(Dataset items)
··········

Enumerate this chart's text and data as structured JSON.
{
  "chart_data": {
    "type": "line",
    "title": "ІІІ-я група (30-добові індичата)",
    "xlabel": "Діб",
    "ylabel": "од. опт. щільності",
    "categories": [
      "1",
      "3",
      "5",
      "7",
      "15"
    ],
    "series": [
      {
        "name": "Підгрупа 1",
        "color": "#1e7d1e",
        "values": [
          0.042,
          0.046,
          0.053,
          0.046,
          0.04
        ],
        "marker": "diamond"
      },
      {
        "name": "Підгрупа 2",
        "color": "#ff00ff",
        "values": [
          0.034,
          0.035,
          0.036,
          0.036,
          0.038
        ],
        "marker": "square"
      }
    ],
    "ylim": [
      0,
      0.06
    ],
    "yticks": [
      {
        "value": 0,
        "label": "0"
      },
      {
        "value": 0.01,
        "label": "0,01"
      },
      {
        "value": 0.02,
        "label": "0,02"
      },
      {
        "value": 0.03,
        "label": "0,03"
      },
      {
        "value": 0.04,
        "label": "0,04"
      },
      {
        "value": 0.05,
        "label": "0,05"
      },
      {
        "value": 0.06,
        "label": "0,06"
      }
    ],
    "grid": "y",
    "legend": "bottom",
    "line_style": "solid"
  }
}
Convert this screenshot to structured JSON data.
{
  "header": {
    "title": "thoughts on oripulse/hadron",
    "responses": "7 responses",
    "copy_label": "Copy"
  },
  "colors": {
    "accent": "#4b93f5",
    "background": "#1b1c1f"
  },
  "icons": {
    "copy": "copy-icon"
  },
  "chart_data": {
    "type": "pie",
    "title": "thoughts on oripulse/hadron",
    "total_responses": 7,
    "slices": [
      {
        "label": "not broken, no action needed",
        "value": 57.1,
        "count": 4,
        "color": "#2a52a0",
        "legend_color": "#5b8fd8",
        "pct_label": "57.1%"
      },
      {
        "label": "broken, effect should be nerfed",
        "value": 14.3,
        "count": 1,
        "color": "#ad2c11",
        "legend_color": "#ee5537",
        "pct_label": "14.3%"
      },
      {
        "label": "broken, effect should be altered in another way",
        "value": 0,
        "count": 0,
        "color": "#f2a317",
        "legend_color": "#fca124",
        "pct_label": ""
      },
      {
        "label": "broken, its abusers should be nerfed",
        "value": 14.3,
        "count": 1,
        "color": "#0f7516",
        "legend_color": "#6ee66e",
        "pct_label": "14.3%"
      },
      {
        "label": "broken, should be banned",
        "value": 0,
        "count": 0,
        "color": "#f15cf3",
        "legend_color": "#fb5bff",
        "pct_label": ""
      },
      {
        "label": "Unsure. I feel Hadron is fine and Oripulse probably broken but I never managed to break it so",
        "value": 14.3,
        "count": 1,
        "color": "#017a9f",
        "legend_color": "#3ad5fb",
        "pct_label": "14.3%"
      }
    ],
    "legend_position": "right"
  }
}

··········

Task:
Read through the data and copy every line where "this" shows up.

Problem solution:
Enumerate this chart's text and data as structured JSON.
Convert this screenshot to structured JSON data.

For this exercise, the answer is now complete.